[Collected data entries]
>> begin

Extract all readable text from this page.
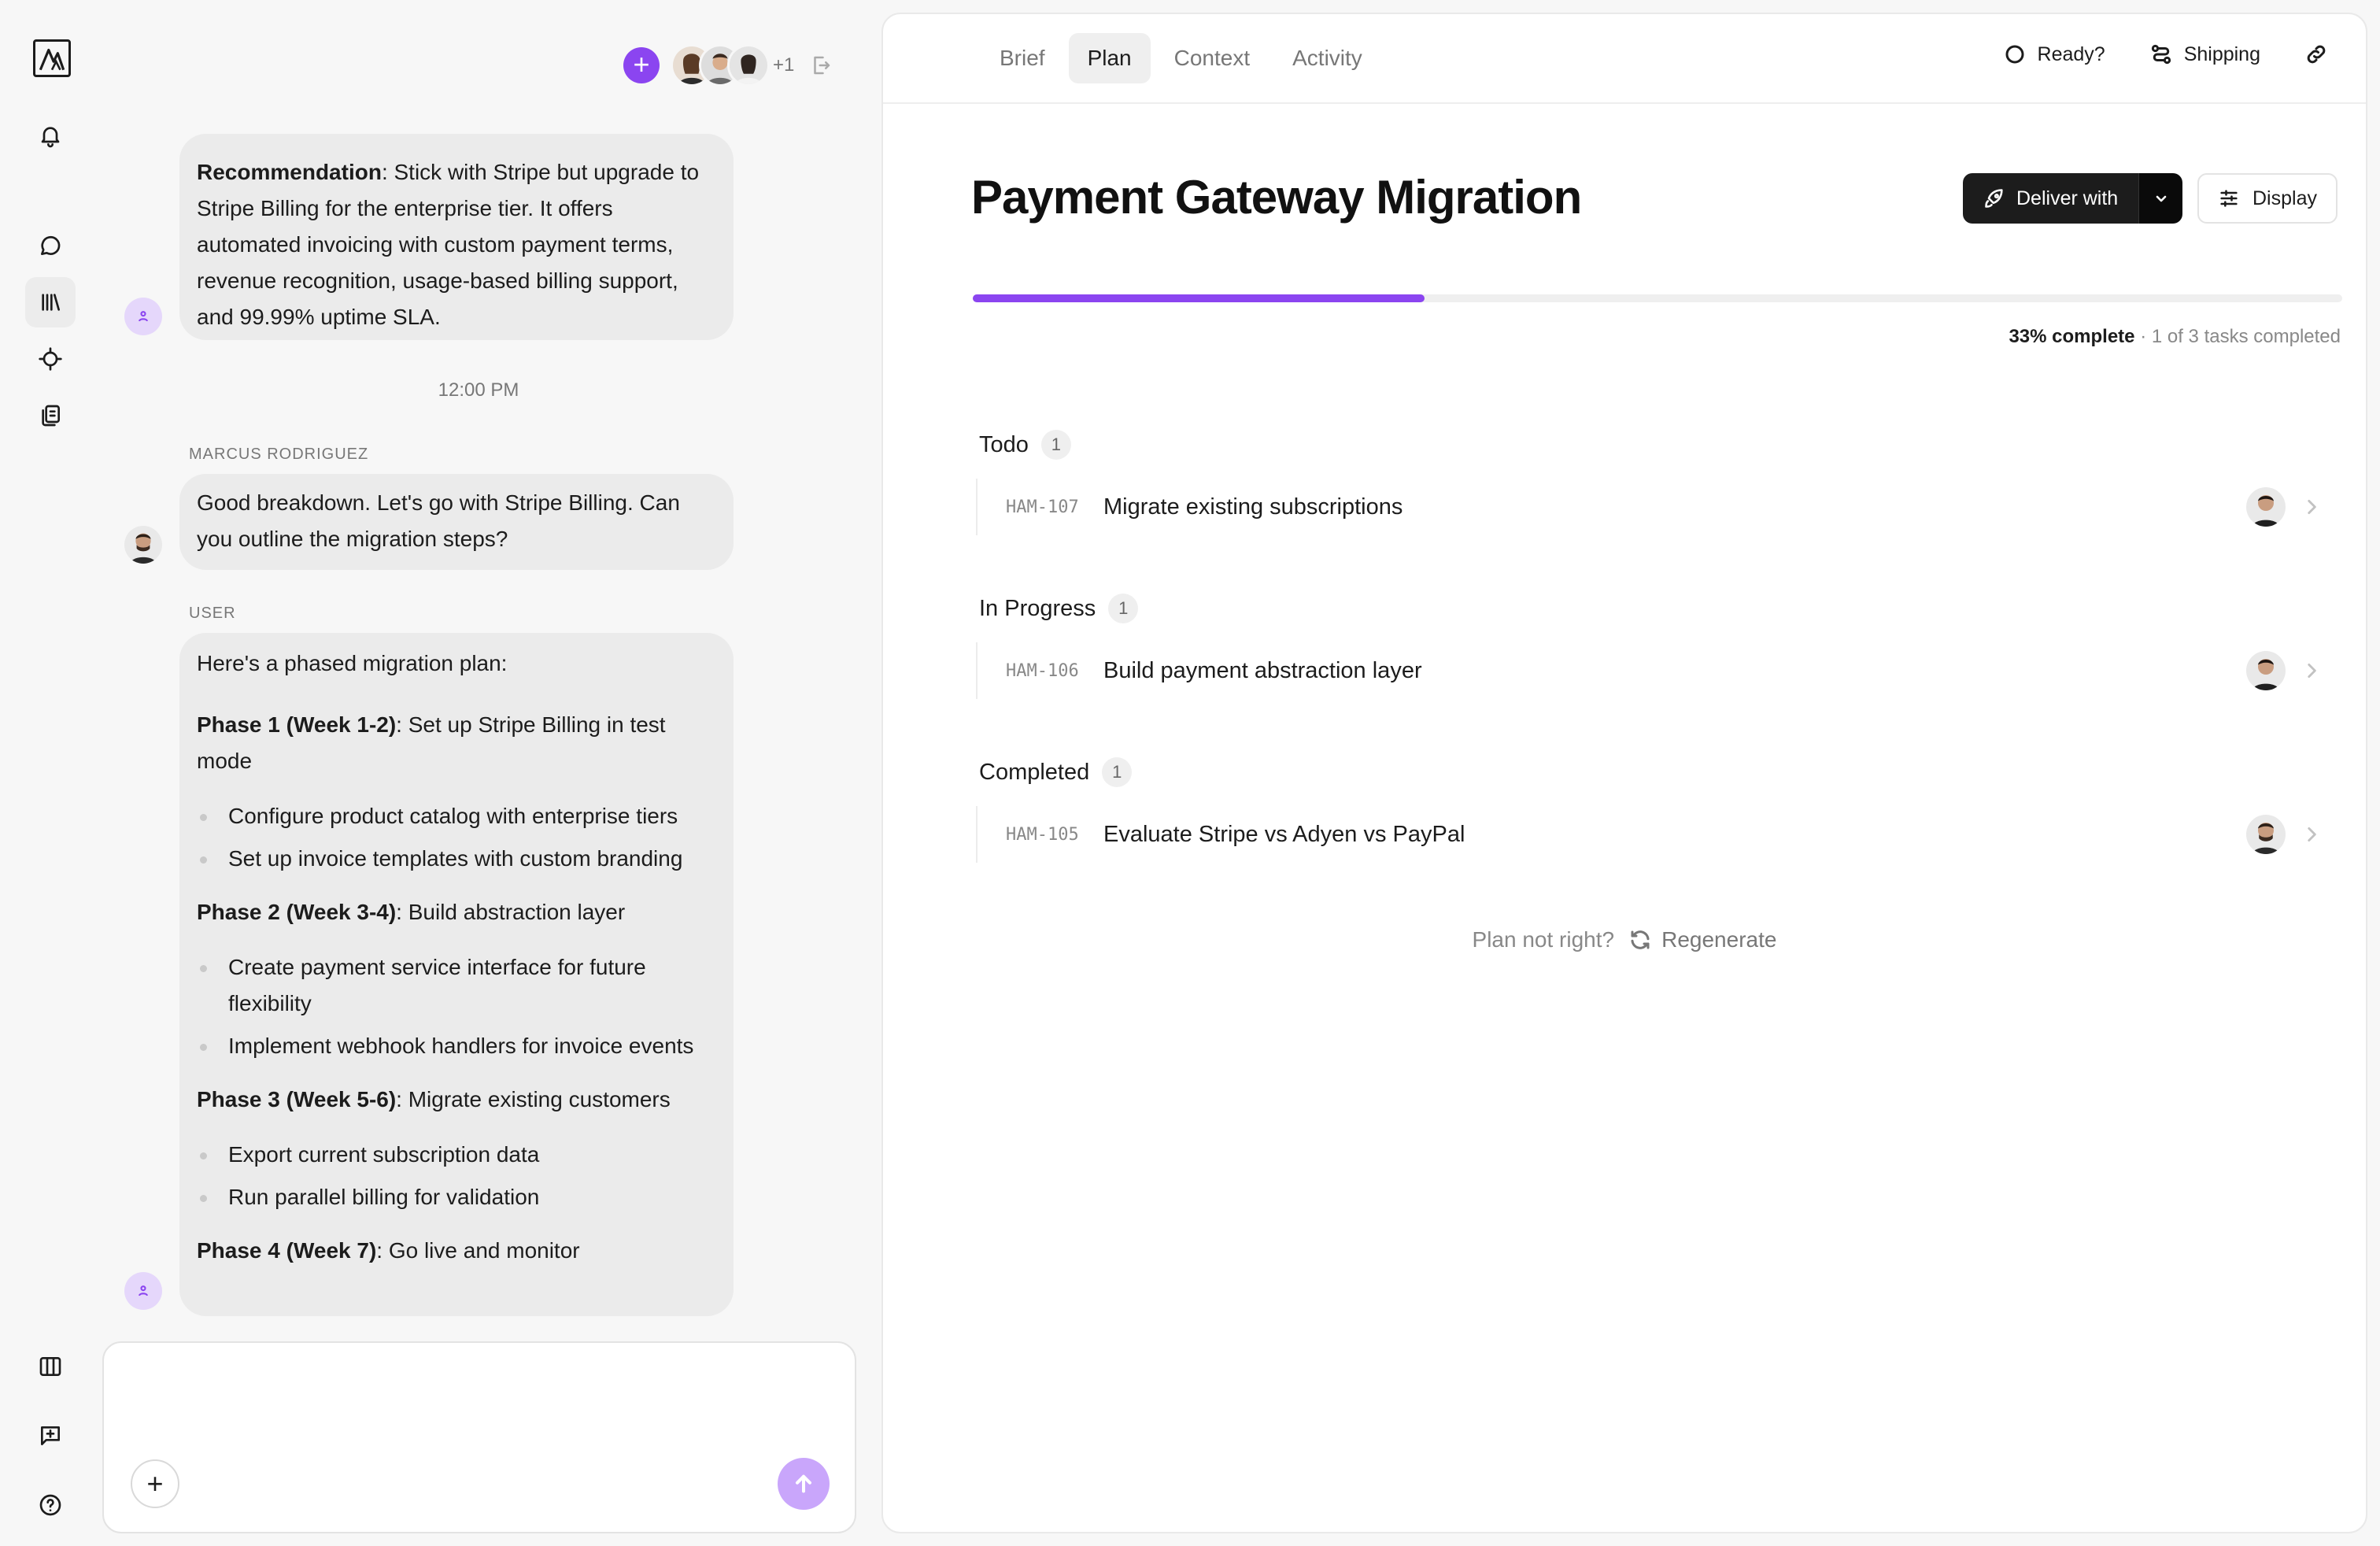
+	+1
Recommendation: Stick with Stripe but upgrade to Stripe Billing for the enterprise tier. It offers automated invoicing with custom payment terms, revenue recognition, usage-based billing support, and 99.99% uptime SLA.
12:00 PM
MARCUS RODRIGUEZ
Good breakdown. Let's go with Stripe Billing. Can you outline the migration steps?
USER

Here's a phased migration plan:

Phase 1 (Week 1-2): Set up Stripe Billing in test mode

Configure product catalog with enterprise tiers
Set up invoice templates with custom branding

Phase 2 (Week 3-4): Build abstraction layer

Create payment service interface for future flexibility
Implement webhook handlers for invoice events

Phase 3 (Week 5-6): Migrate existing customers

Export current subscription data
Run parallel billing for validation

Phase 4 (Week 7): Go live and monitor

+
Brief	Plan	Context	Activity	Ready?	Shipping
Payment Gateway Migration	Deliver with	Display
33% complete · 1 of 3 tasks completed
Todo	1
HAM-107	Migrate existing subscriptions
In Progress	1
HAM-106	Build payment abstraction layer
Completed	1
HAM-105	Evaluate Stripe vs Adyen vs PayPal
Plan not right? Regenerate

>> end
>> begin

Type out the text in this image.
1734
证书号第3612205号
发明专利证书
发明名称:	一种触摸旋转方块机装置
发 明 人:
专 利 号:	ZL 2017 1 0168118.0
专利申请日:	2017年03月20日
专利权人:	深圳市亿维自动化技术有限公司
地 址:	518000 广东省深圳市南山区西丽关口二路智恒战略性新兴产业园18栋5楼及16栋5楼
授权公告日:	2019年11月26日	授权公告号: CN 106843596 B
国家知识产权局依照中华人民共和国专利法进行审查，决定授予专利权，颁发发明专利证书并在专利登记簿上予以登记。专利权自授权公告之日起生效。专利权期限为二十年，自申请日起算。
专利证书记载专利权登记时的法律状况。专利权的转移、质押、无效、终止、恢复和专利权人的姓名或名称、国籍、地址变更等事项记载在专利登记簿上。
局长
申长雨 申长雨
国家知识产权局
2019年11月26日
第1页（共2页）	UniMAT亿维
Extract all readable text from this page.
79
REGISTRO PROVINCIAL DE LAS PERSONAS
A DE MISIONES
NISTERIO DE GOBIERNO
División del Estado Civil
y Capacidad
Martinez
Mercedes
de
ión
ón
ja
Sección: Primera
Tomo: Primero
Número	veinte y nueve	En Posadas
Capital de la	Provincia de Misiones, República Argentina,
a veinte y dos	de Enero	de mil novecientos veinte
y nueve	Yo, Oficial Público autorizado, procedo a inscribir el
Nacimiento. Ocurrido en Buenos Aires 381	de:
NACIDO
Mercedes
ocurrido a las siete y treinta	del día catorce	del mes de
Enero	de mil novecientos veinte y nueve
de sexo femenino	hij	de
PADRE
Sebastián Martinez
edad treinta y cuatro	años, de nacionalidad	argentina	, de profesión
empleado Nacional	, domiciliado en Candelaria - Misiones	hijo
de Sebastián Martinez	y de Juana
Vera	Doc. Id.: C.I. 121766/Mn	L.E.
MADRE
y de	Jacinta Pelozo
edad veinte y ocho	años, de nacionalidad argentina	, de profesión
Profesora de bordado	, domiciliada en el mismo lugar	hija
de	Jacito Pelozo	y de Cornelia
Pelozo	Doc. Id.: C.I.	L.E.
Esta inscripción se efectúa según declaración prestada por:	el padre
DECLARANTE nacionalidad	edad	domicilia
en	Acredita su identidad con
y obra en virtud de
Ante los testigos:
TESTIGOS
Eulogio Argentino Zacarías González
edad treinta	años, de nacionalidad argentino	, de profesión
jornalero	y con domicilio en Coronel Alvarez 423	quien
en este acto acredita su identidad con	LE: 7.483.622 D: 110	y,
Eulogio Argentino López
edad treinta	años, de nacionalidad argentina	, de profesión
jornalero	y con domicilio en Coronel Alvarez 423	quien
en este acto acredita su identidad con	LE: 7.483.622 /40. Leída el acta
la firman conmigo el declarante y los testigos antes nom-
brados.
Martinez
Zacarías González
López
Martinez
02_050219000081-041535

>> end
>> begin

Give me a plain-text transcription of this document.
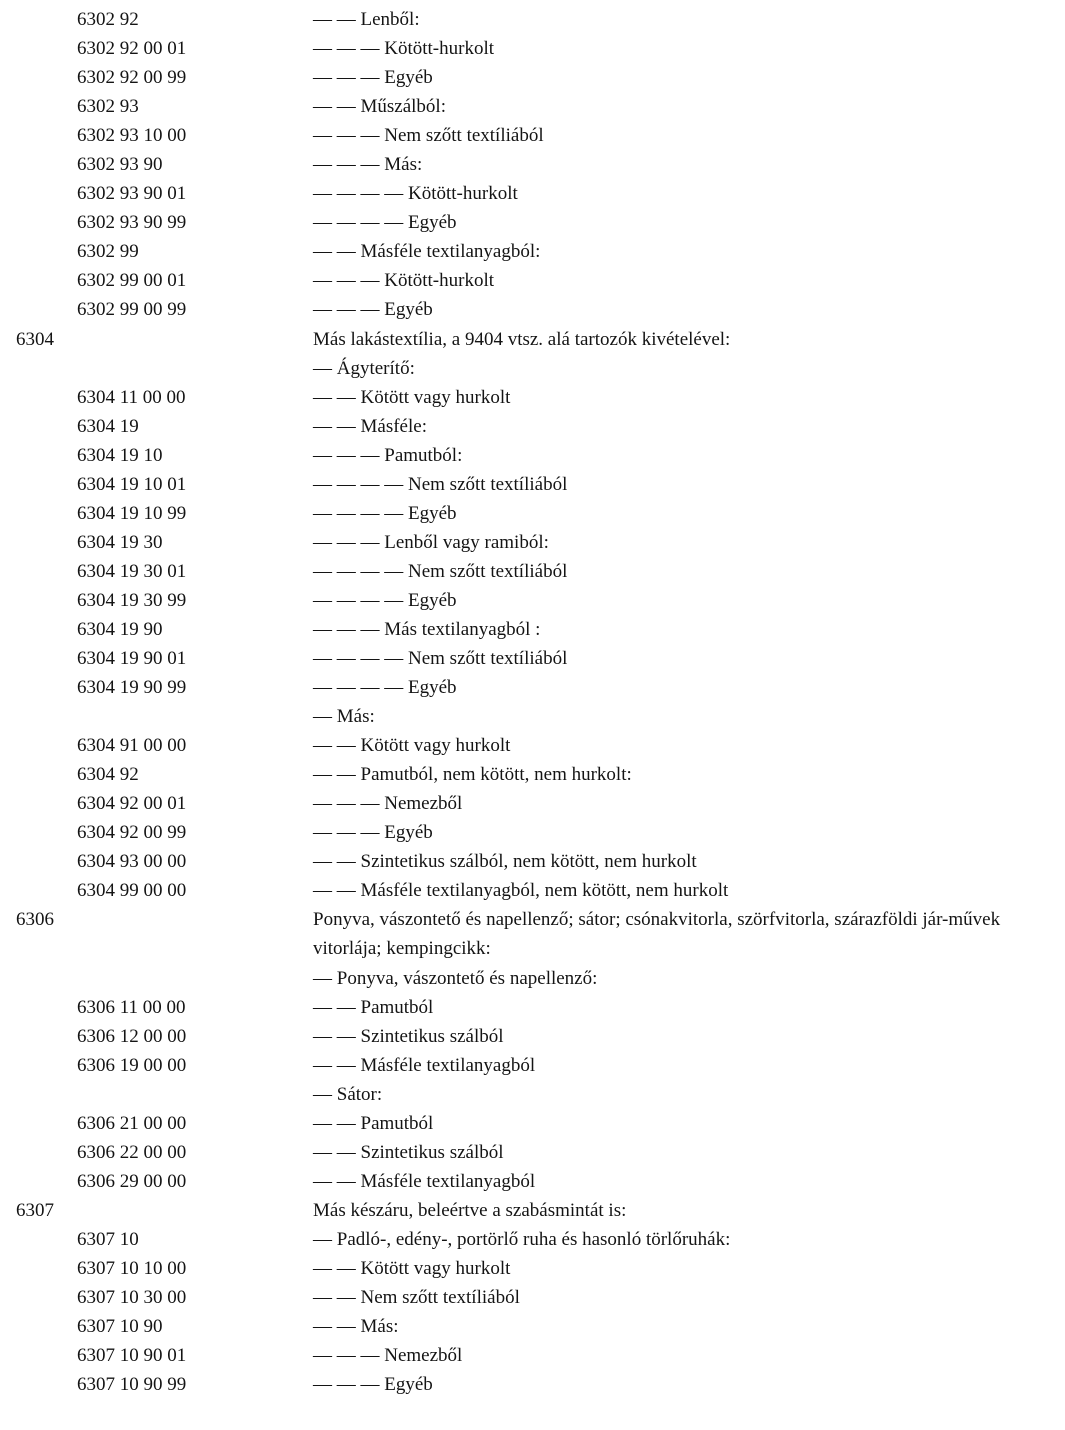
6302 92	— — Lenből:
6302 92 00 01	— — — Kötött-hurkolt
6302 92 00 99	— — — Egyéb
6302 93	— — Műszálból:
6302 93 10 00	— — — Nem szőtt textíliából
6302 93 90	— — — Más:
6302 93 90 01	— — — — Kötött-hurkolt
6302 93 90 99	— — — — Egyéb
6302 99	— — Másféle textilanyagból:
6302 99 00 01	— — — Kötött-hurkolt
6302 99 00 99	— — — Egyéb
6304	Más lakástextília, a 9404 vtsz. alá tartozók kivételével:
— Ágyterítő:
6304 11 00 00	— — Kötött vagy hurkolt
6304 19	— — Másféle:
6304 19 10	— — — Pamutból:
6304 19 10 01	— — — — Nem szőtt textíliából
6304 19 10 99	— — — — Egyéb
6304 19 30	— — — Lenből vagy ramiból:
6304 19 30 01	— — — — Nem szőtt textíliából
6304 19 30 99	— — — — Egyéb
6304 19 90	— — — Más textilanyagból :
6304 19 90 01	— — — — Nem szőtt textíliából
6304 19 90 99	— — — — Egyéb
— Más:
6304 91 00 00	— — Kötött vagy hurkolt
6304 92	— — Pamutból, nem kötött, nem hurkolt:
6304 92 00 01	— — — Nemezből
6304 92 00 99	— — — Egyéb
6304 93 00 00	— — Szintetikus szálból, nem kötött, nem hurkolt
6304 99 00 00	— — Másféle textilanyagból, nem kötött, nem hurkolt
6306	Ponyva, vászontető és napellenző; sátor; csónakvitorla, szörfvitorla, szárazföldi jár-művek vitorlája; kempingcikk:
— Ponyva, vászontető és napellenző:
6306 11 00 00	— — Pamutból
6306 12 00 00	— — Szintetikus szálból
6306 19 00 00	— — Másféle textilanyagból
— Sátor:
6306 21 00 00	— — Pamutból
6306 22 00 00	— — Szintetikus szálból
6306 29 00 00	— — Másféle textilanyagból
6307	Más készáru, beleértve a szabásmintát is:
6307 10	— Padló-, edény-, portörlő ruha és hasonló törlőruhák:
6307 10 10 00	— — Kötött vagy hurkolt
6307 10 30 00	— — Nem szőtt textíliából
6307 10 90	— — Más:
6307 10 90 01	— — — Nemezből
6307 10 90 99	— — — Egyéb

>> end

_Instruction_
Gather and return every line that holds the string "Másféle".

_Output below_
6302 99	— — Másféle textilanyagból:
6304 19	— — Másféle:
6304 99 00 00	— — Másféle textilanyagból, nem kötött, nem hurkolt
6306 19 00 00	— — Másféle textilanyagból
6306 29 00 00	— — Másféle textilanyagból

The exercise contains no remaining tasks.